The entries need to be copied exactly.
--- START GIVEN INFORMATION ---
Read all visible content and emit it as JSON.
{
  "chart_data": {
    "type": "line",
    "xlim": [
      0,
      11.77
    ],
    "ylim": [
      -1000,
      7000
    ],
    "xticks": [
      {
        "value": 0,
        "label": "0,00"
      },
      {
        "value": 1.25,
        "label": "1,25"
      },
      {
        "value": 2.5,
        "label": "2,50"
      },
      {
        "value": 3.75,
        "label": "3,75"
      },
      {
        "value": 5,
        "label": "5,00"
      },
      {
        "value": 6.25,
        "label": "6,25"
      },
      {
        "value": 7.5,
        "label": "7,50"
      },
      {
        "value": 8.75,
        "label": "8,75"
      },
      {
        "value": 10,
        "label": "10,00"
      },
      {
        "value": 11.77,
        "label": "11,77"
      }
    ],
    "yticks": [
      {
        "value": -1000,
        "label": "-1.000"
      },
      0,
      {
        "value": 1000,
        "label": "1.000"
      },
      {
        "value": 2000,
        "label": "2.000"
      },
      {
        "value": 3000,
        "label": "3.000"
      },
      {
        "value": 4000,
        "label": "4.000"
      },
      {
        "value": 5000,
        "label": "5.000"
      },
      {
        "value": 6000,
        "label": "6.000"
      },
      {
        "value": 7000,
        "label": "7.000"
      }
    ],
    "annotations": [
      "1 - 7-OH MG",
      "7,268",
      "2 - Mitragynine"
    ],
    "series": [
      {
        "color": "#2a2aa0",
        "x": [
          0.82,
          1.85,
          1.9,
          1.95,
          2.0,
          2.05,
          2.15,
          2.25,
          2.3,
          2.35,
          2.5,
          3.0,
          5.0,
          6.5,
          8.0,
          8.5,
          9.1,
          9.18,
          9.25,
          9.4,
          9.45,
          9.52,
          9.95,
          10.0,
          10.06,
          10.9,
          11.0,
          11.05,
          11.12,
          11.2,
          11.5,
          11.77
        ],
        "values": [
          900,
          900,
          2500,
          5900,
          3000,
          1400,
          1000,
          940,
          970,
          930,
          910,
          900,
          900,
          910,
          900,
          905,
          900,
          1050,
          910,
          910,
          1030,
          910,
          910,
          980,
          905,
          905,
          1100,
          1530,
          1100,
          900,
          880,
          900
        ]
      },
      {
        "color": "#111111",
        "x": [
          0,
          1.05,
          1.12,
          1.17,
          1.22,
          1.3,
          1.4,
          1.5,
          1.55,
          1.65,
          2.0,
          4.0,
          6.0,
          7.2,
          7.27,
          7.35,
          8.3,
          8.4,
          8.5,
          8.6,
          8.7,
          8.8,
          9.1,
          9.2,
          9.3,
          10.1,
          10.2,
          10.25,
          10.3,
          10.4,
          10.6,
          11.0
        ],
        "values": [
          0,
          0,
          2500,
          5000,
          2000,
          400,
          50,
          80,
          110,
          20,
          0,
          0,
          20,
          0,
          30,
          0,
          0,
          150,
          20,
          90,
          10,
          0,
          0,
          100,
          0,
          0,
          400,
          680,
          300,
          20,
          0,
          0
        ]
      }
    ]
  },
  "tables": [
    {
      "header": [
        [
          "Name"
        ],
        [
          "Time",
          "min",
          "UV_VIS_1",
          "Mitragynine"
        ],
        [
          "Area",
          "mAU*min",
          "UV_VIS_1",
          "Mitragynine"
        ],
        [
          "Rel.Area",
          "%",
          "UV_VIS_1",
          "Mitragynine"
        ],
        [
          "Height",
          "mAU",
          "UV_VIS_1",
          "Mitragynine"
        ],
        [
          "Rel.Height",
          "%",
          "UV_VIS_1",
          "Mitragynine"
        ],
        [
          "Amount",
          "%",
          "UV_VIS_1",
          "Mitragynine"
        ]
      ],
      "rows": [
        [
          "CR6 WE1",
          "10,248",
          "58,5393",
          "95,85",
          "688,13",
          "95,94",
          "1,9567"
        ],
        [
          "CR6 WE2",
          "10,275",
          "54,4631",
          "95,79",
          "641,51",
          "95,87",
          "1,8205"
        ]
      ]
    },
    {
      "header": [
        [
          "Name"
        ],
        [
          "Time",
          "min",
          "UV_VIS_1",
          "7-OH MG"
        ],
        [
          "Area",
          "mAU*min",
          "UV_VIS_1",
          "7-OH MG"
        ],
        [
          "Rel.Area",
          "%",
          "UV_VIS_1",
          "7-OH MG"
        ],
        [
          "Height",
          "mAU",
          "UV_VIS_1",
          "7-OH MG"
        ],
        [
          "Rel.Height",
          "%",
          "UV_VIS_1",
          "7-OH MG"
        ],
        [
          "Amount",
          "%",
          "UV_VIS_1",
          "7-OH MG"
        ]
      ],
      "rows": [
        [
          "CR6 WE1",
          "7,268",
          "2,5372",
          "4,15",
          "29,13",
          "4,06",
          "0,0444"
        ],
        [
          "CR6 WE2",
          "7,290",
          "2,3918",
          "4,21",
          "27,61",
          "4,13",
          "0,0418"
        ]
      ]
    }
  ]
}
--- END GIVEN INFORMATION ---
WRITTEN ANSWER —
Read all visible content and emit it as JSON.
{
  "chart_data": {
    "type": "line",
    "xlim": [
      0,
      11.77
    ],
    "ylim": [
      -1000,
      7000
    ],
    "xticks": [
      {
        "value": 0,
        "label": "0,00"
      },
      {
        "value": 1.25,
        "label": "1,25"
      },
      {
        "value": 2.5,
        "label": "2,50"
      },
      {
        "value": 3.75,
        "label": "3,75"
      },
      {
        "value": 5,
        "label": "5,00"
      },
      {
        "value": 6.25,
        "label": "6,25"
      },
      {
        "value": 7.5,
        "label": "7,50"
      },
      {
        "value": 8.75,
        "label": "8,75"
      },
      {
        "value": 10,
        "label": "10,00"
      },
      {
        "value": 11.77,
        "label": "11,77"
      }
    ],
    "yticks": [
      {
        "value": -1000,
        "label": "-1.000"
      },
      0,
      {
        "value": 1000,
        "label": "1.000"
      },
      {
        "value": 2000,
        "label": "2.000"
      },
      {
        "value": 3000,
        "label": "3.000"
      },
      {
        "value": 4000,
        "label": "4.000"
      },
      {
        "value": 5000,
        "label": "5.000"
      },
      {
        "value": 6000,
        "label": "6.000"
      },
      {
        "value": 7000,
        "label": "7.000"
      }
    ],
    "annotations": [
      "1 - 7-OH MG",
      "7,268",
      "2 - Mitragynine"
    ],
    "series": [
      {
        "color": "#2a2aa0",
        "x": [
          0.82,
          1.85,
          1.9,
          1.95,
          2.0,
          2.05,
          2.15,
          2.25,
          2.3,
          2.35,
          2.5,
          3.0,
          5.0,
          6.5,
          8.0,
          8.5,
          9.1,
          9.18,
          9.25,
          9.4,
          9.45,
          9.52,
          9.95,
          10.0,
          10.06,
          10.9,
          11.0,
          11.05,
          11.12,
          11.2,
          11.5,
          11.77
        ],
        "values": [
          900,
          900,
          2500,
          5900,
          3000,
          1400,
          1000,
          940,
          970,
          930,
          910,
          900,
          900,
          910,
          900,
          905,
          900,
          1050,
          910,
          910,
          1030,
          910,
          910,
          980,
          905,
          905,
          1100,
          1530,
          1100,
          900,
          880,
          900
        ]
      },
      {
        "color": "#111111",
        "x": [
          0,
          1.05,
          1.12,
          1.17,
          1.22,
          1.3,
          1.4,
          1.5,
          1.55,
          1.65,
          2.0,
          4.0,
          6.0,
          7.2,
          7.27,
          7.35,
          8.3,
          8.4,
          8.5,
          8.6,
          8.7,
          8.8,
          9.1,
          9.2,
          9.3,
          10.1,
          10.2,
          10.25,
          10.3,
          10.4,
          10.6,
          11.0
        ],
        "values": [
          0,
          0,
          2500,
          5000,
          2000,
          400,
          50,
          80,
          110,
          20,
          0,
          0,
          20,
          0,
          30,
          0,
          0,
          150,
          20,
          90,
          10,
          0,
          0,
          100,
          0,
          0,
          400,
          680,
          300,
          20,
          0,
          0
        ]
      }
    ]
  },
  "tables": [
    {
      "header": [
        [
          "Name"
        ],
        [
          "Time",
          "min",
          "UV_VIS_1",
          "Mitragynine"
        ],
        [
          "Area",
          "mAU*min",
          "UV_VIS_1",
          "Mitragynine"
        ],
        [
          "Rel.Area",
          "%",
          "UV_VIS_1",
          "Mitragynine"
        ],
        [
          "Height",
          "mAU",
          "UV_VIS_1",
          "Mitragynine"
        ],
        [
          "Rel.Height",
          "%",
          "UV_VIS_1",
          "Mitragynine"
        ],
        [
          "Amount",
          "%",
          "UV_VIS_1",
          "Mitragynine"
        ]
      ],
      "rows": [
        [
          "CR6 WE1",
          "10,248",
          "58,5393",
          "95,85",
          "688,13",
          "95,94",
          "1,9567"
        ],
        [
          "CR6 WE2",
          "10,275",
          "54,4631",
          "95,79",
          "641,51",
          "95,87",
          "1,8205"
        ]
      ]
    },
    {
      "header": [
        [
          "Name"
        ],
        [
          "Time",
          "min",
          "UV_VIS_1",
          "7-OH MG"
        ],
        [
          "Area",
          "mAU*min",
          "UV_VIS_1",
          "7-OH MG"
        ],
        [
          "Rel.Area",
          "%",
          "UV_VIS_1",
          "7-OH MG"
        ],
        [
          "Height",
          "mAU",
          "UV_VIS_1",
          "7-OH MG"
        ],
        [
          "Rel.Height",
          "%",
          "UV_VIS_1",
          "7-OH MG"
        ],
        [
          "Amount",
          "%",
          "UV_VIS_1",
          "7-OH MG"
        ]
      ],
      "rows": [
        [
          "CR6 WE1",
          "7,268",
          "2,5372",
          "4,15",
          "29,13",
          "4,06",
          "0,0444"
        ],
        [
          "CR6 WE2",
          "7,290",
          "2,3918",
          "4,21",
          "27,61",
          "4,13",
          "0,0418"
        ]
      ]
    }
  ]
}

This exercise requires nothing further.